> Exercise: Quote the records that follow in full, leaving the pictures out.

> Data shown:
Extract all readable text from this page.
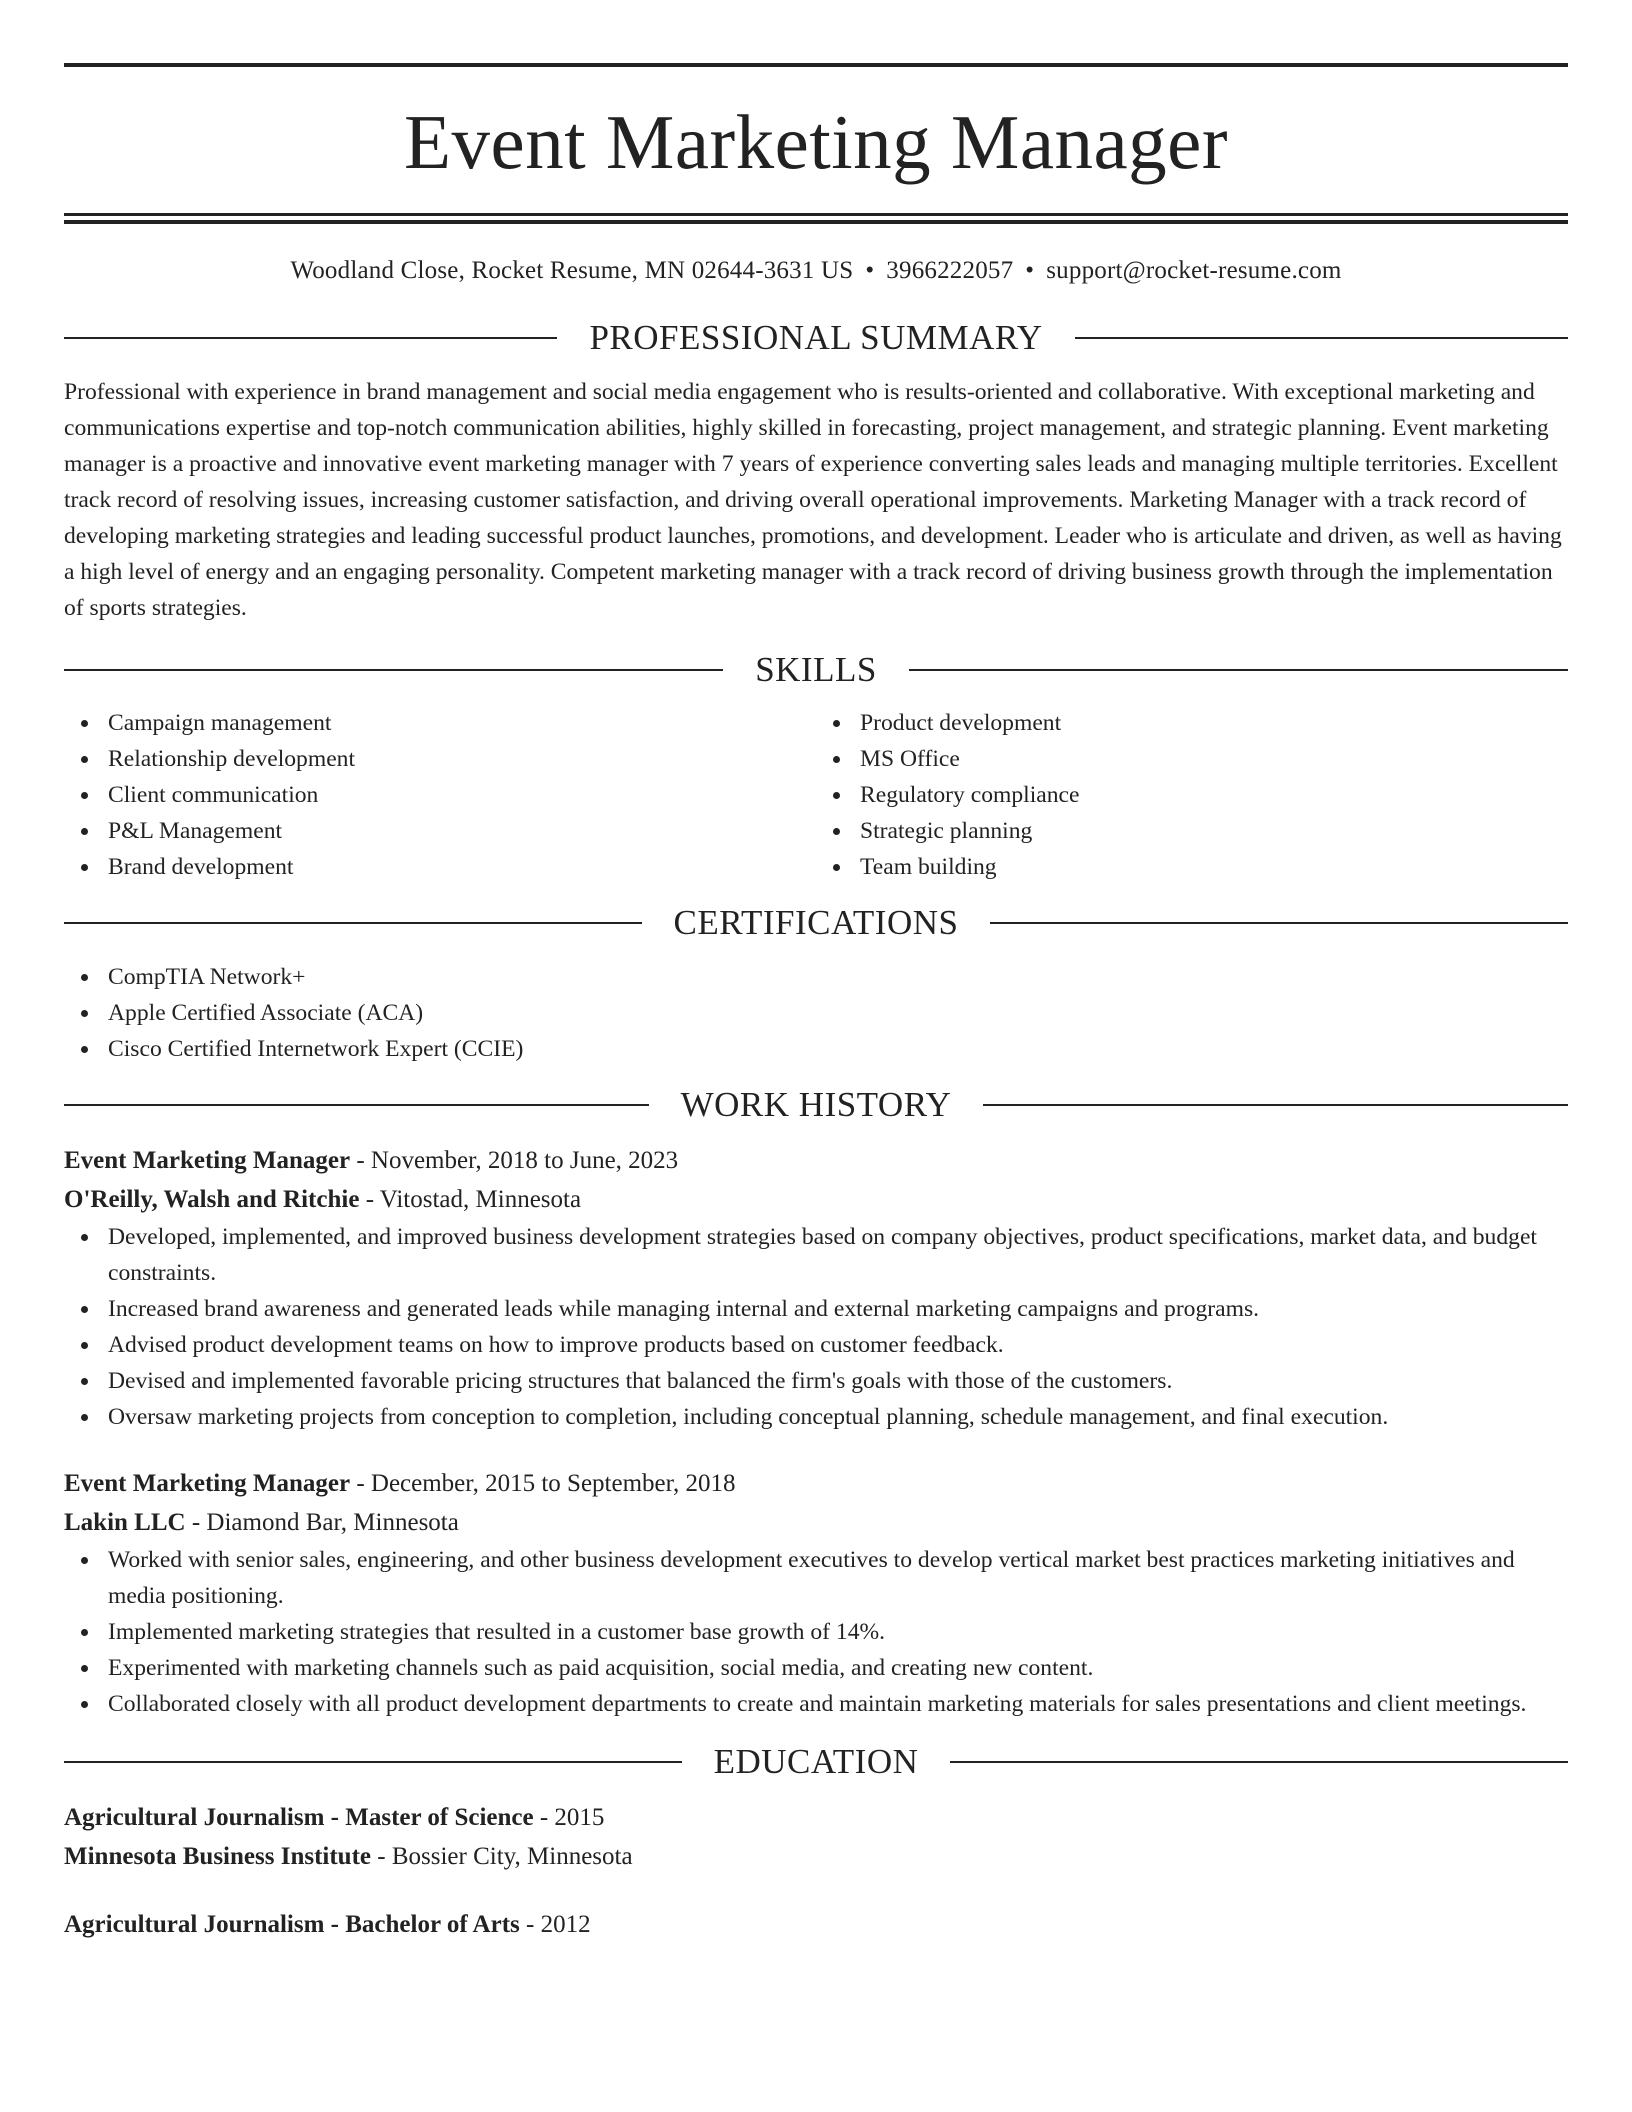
Event Marketing Manager
Woodland Close, Rocket Resume, MN 02644-3631 US • 3966222057 • support@rocket-resume.com
PROFESSIONAL SUMMARY
Professional with experience in brand management and social media engagement who is results-oriented and collaborative. With exceptional marketing and communications expertise and top-notch communication abilities, highly skilled in forecasting, project management, and strategic planning. Event marketing manager is a proactive and innovative event marketing manager with 7 years of experience converting sales leads and managing multiple territories. Excellent track record of resolving issues, increasing customer satisfaction, and driving overall operational improvements. Marketing Manager with a track record of developing marketing strategies and leading successful product launches, promotions, and development. Leader who is articulate and driven, as well as having a high level of energy and an engaging personality. Competent marketing manager with a track record of driving business growth through the implementation of sports strategies.
SKILLS
Campaign management
Relationship development
Client communication
P&L Management
Brand development
Product development
MS Office
Regulatory compliance
Strategic planning
Team building
CERTIFICATIONS
CompTIA Network+
Apple Certified Associate (ACA)
Cisco Certified Internetwork Expert (CCIE)
WORK HISTORY
Event Marketing Manager - November, 2018 to June, 2023
O'Reilly, Walsh and Ritchie - Vitostad, Minnesota
Developed, implemented, and improved business development strategies based on company objectives, product specifications, market data, and budget constraints.
Increased brand awareness and generated leads while managing internal and external marketing campaigns and programs.
Advised product development teams on how to improve products based on customer feedback.
Devised and implemented favorable pricing structures that balanced the firm's goals with those of the customers.
Oversaw marketing projects from conception to completion, including conceptual planning, schedule management, and final execution.
Event Marketing Manager - December, 2015 to September, 2018
Lakin LLC - Diamond Bar, Minnesota
Worked with senior sales, engineering, and other business development executives to develop vertical market best practices marketing initiatives and media positioning.
Implemented marketing strategies that resulted in a customer base growth of 14%.
Experimented with marketing channels such as paid acquisition, social media, and creating new content.
Collaborated closely with all product development departments to create and maintain marketing materials for sales presentations and client meetings.
EDUCATION
Agricultural Journalism - Master of Science - 2015
Minnesota Business Institute - Bossier City, Minnesota
Agricultural Journalism - Bachelor of Arts - 2012
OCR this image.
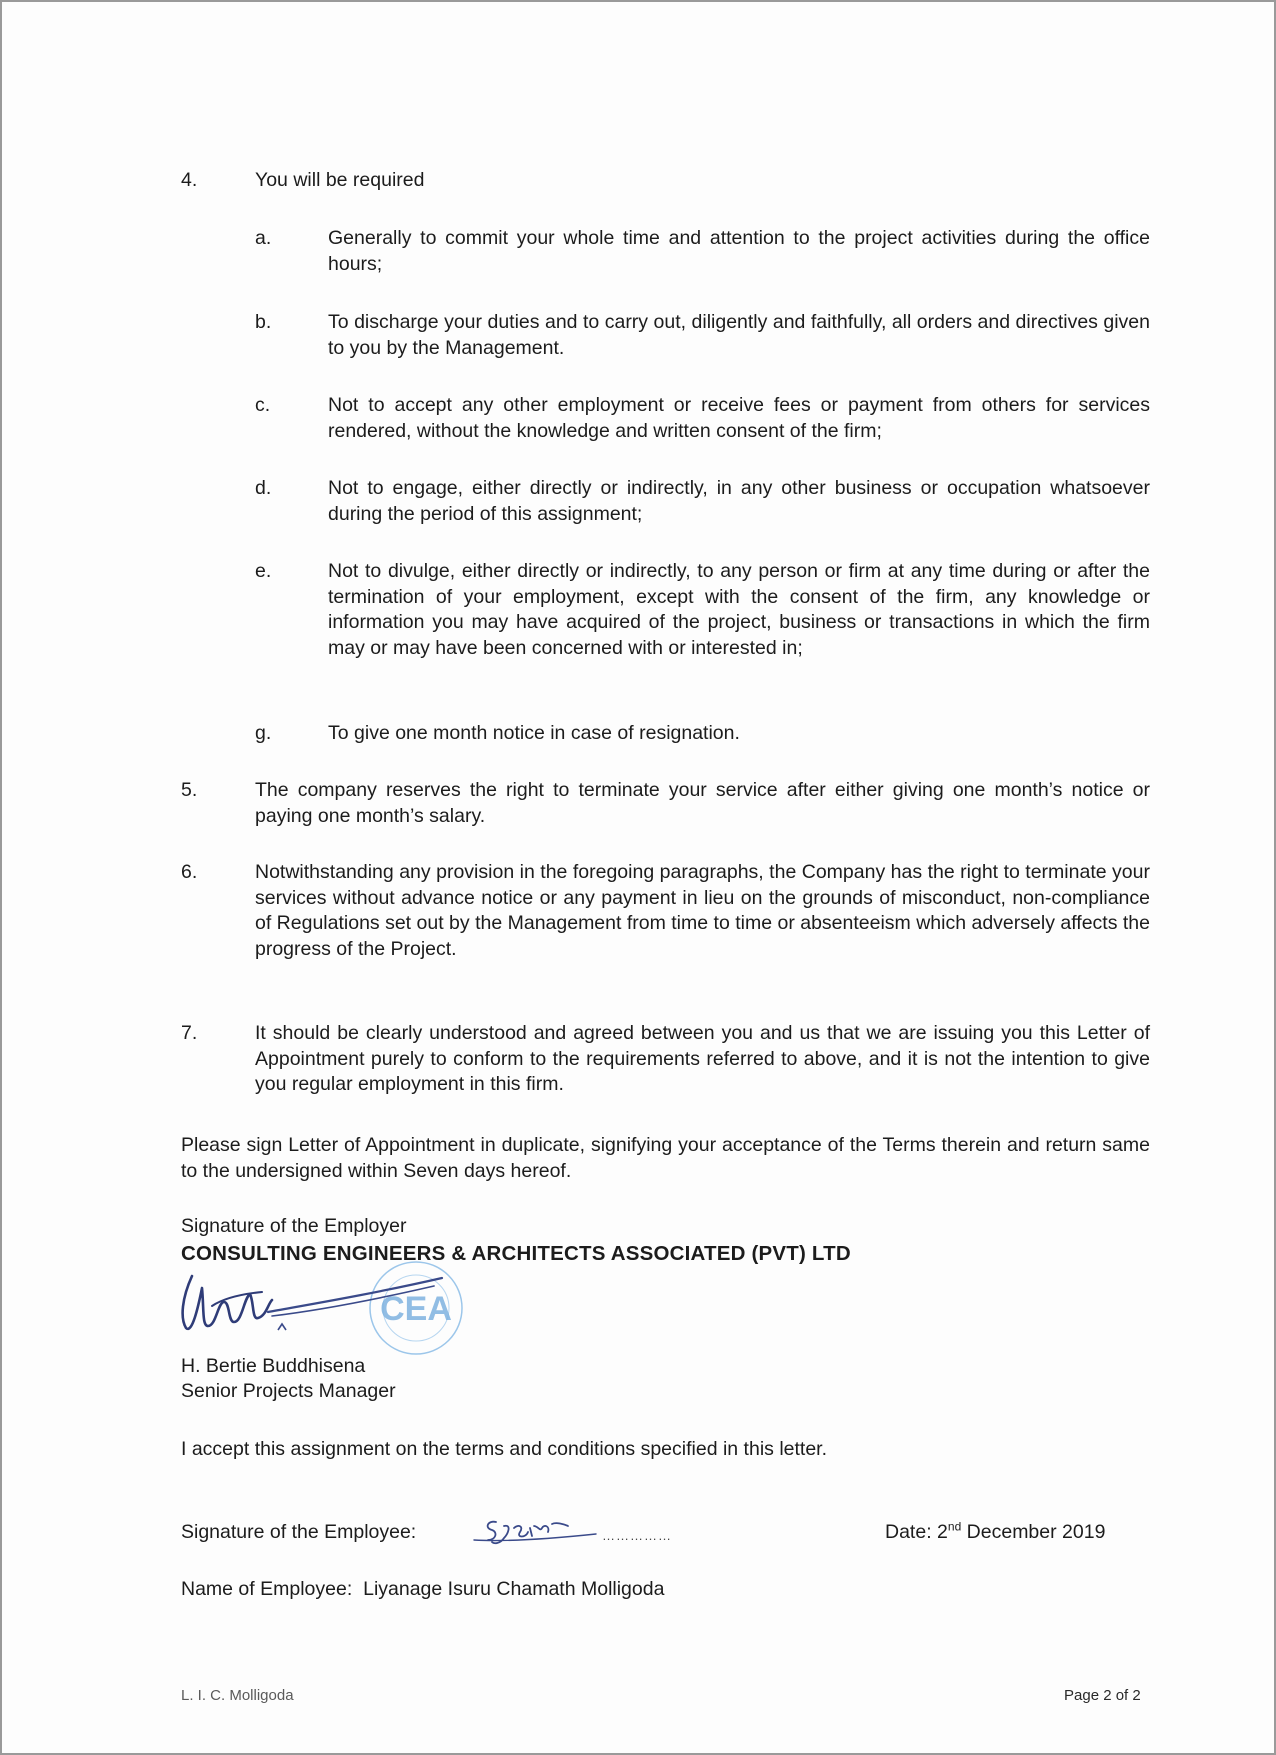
4.	You will be required
a.	Generally to commit your whole time and attention to the project activities during the office hours;
b.	To discharge your duties and to carry out, diligently and faithfully, all orders and directives given to you by the Management.
c.	Not to accept any other employment or receive fees or payment from others for services rendered, without the knowledge and written consent of the firm;
d.	Not to engage, either directly or indirectly, in any other business or occupation whatsoever during the period of this assignment;
e.	Not to divulge, either directly or indirectly, to any person or firm at any time during or after the termination of your employment, except with the consent of the firm, any knowledge or information you may have acquired of the project, business or transactions in which the firm may or may have been concerned with or interested in;
g.	To give one month notice in case of resignation.
5.	The company reserves the right to terminate your service after either giving one month’s notice or paying one month’s salary.
6.	Notwithstanding any provision in the foregoing paragraphs, the Company has the right to terminate your services without advance notice or any payment in lieu on the grounds of misconduct, non-compliance of Regulations set out by the Management from time to time or absenteeism which adversely affects the progress of the Project.
7.	It should be clearly understood and agreed between you and us that we are issuing you this Letter of Appointment purely to conform to the requirements referred to above, and it is not the intention to give you regular employment in this firm.
Please sign Letter of Appointment in duplicate, signifying your acceptance of the Terms therein and return same to the undersigned within Seven days hereof.
Signature of the Employer
CONSULTING ENGINEERS & ARCHITECTS ASSOCIATED (PVT) LTD
CEA
H. Bertie Buddhisena
Senior Projects Manager
I accept this assignment on the terms and conditions specified in this letter.
Signature of the Employee:	……………	Date: 2nd December 2019
Name of Employee: Liyanage Isuru Chamath Molligoda
L. I. C. Molligoda	Page 2 of 2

> The completed task:
Extract all readable text from this page.
Event Marketing Manager
Woodland Close, Rocket Resume, MN 02644-3631 US • 3966222057 • support@rocket-resume.com
PROFESSIONAL SUMMARY
Professional with experience in brand management and social media engagement who is results-oriented and collaborative. With exceptional marketing and communications expertise and top-notch communication abilities, highly skilled in forecasting, project management, and strategic planning. Event marketing manager is a proactive and innovative event marketing manager with 7 years of experience converting sales leads and managing multiple territories. Excellent track record of resolving issues, increasing customer satisfaction, and driving overall operational improvements. Marketing Manager with a track record of developing marketing strategies and leading successful product launches, promotions, and development. Leader who is articulate and driven, as well as having a high level of energy and an engaging personality. Competent marketing manager with a track record of driving business growth through the implementation of sports strategies.
SKILLS
Campaign management
Relationship development
Client communication
P&L Management
Brand development
Product development
MS Office
Regulatory compliance
Strategic planning
Team building
CERTIFICATIONS
CompTIA Network+
Apple Certified Associate (ACA)
Cisco Certified Internetwork Expert (CCIE)
WORK HISTORY
Event Marketing Manager - November, 2018 to June, 2023
O'Reilly, Walsh and Ritchie - Vitostad, Minnesota
Developed, implemented, and improved business development strategies based on company objectives, product specifications, market data, and budget constraints.
Increased brand awareness and generated leads while managing internal and external marketing campaigns and programs.
Advised product development teams on how to improve products based on customer feedback.
Devised and implemented favorable pricing structures that balanced the firm's goals with those of the customers.
Oversaw marketing projects from conception to completion, including conceptual planning, schedule management, and final execution.
Event Marketing Manager - December, 2015 to September, 2018
Lakin LLC - Diamond Bar, Minnesota
Worked with senior sales, engineering, and other business development executives to develop vertical market best practices marketing initiatives and media positioning.
Implemented marketing strategies that resulted in a customer base growth of 14%.
Experimented with marketing channels such as paid acquisition, social media, and creating new content.
Collaborated closely with all product development departments to create and maintain marketing materials for sales presentations and client meetings.
EDUCATION
Agricultural Journalism - Master of Science - 2015
Minnesota Business Institute - Bossier City, Minnesota
Agricultural Journalism - Bachelor of Arts - 2012
OCR this image.
4.	You will be required
a.	Generally to commit your whole time and attention to the project activities during the office hours;
b.	To discharge your duties and to carry out, diligently and faithfully, all orders and directives given to you by the Management.
c.	Not to accept any other employment or receive fees or payment from others for services rendered, without the knowledge and written consent of the firm;
d.	Not to engage, either directly or indirectly, in any other business or occupation whatsoever during the period of this assignment;
e.	Not to divulge, either directly or indirectly, to any person or firm at any time during or after the termination of your employment, except with the consent of the firm, any knowledge or information you may have acquired of the project, business or transactions in which the firm may or may have been concerned with or interested in;
g.	To give one month notice in case of resignation.
5.	The company reserves the right to terminate your service after either giving one month’s notice or paying one month’s salary.
6.	Notwithstanding any provision in the foregoing paragraphs, the Company has the right to terminate your services without advance notice or any payment in lieu on the grounds of misconduct, non-compliance of Regulations set out by the Management from time to time or absenteeism which adversely affects the progress of the Project.
7.	It should be clearly understood and agreed between you and us that we are issuing you this Letter of Appointment purely to conform to the requirements referred to above, and it is not the intention to give you regular employment in this firm.
Please sign Letter of Appointment in duplicate, signifying your acceptance of the Terms therein and return same to the undersigned within Seven days hereof.
Signature of the Employer
CONSULTING ENGINEERS & ARCHITECTS ASSOCIATED (PVT) LTD
CEA
H. Bertie Buddhisena
Senior Projects Manager
I accept this assignment on the terms and conditions specified in this letter.
Signature of the Employee:	……………	Date: 2nd December 2019
Name of Employee: Liyanage Isuru Chamath Molligoda
L. I. C. Molligoda	Page 2 of 2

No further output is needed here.